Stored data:
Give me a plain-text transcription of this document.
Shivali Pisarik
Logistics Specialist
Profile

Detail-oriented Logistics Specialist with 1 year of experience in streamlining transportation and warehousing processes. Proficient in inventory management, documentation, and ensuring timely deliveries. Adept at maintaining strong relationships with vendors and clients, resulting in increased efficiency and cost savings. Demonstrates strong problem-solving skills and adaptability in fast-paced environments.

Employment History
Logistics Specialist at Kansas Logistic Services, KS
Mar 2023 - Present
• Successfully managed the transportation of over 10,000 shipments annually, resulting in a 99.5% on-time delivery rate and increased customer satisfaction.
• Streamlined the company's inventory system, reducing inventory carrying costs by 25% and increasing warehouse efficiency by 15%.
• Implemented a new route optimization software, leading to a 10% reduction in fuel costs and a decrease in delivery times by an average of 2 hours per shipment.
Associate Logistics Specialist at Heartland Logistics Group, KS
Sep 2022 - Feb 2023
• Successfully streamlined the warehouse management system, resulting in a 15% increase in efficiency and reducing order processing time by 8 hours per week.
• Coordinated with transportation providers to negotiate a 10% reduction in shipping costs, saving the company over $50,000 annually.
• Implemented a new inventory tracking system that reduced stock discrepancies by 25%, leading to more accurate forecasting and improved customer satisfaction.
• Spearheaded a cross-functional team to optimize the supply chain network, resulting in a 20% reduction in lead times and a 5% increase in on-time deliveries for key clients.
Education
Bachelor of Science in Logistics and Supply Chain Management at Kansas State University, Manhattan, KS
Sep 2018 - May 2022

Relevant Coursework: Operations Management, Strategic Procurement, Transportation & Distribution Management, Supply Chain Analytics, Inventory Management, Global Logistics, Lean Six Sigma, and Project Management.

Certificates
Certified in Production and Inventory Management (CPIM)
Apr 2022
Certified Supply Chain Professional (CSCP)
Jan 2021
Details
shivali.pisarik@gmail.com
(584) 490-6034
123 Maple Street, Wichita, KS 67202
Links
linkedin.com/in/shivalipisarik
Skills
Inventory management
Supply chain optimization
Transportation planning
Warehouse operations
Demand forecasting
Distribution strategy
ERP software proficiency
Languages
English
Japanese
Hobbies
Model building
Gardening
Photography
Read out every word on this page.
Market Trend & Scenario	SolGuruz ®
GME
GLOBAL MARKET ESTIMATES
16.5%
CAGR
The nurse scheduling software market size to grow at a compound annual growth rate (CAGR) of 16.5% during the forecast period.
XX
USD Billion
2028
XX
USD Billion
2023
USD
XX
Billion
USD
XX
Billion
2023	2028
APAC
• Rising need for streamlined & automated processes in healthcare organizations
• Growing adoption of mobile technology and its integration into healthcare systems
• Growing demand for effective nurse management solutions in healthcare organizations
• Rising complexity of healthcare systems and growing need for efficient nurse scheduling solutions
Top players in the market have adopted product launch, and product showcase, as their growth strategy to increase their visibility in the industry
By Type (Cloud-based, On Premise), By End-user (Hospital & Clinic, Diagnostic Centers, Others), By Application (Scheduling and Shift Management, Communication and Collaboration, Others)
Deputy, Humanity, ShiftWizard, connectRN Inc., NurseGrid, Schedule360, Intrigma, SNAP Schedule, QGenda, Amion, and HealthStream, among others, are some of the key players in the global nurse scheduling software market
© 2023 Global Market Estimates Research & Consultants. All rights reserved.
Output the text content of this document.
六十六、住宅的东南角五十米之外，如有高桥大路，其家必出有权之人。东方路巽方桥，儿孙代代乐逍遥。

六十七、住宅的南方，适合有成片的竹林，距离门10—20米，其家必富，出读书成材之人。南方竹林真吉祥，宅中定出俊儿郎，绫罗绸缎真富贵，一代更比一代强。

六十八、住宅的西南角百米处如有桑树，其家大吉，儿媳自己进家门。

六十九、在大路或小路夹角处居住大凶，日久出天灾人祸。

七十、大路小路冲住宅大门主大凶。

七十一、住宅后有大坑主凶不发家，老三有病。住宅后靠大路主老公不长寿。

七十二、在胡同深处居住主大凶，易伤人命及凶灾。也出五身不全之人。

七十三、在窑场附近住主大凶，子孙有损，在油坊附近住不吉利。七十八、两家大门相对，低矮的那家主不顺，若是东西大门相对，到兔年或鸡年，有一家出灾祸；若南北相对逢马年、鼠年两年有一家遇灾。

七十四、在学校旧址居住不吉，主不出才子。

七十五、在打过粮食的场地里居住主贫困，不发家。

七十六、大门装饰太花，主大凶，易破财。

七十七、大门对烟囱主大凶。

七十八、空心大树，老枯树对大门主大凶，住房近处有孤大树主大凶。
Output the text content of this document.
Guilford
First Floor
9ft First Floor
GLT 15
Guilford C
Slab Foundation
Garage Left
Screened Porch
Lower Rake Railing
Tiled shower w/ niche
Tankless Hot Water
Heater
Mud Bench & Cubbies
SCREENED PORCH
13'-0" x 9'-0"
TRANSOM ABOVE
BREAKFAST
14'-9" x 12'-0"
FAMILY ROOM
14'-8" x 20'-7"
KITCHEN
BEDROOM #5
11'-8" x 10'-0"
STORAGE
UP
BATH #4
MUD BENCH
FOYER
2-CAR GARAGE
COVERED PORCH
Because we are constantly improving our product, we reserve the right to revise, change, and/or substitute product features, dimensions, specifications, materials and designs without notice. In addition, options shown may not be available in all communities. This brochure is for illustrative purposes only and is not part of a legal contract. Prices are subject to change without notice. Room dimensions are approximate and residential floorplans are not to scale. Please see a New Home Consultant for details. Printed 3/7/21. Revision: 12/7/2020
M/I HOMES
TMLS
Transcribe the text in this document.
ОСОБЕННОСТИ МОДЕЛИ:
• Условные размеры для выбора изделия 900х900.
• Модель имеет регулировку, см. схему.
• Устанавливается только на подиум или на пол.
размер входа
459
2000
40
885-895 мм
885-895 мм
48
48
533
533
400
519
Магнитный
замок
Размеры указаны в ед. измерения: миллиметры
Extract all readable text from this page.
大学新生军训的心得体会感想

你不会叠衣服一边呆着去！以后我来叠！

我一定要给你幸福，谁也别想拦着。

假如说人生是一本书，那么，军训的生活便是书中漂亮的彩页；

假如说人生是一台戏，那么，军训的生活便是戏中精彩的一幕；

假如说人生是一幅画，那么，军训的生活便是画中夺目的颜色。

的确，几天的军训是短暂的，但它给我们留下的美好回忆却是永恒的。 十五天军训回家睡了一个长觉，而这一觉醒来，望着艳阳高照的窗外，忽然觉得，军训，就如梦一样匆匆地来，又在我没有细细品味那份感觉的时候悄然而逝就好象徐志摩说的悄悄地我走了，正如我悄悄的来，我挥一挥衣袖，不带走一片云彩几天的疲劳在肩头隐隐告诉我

▸ **WHAT IS ASKED**
Repeat, character for character, the lines from the one that holds "Extract all readable text from this page." to the final line of the material, inclusive, and no other lines.

▸ **SOLVED PROBLEM**
Extract all readable text from this page.
大学新生军训的心得体会感想

你不会叠衣服一边呆着去！以后我来叠！

我一定要给你幸福，谁也别想拦着。

假如说人生是一本书，那么，军训的生活便是书中漂亮的彩页；

假如说人生是一台戏，那么，军训的生活便是戏中精彩的一幕；

假如说人生是一幅画，那么，军训的生活便是画中夺目的颜色。

的确，几天的军训是短暂的，但它给我们留下的美好回忆却是永恒的。 十五天军训回家睡了一个长觉，而这一觉醒来，望着艳阳高照的窗外，忽然觉得，军训，就如梦一样匆匆地来，又在我没有细细品味那份感觉的时候悄然而逝就好象徐志摩说的悄悄地我走了，正如我悄悄的来，我挥一挥衣袖，不带走一片云彩几天的疲劳在肩头隐隐告诉我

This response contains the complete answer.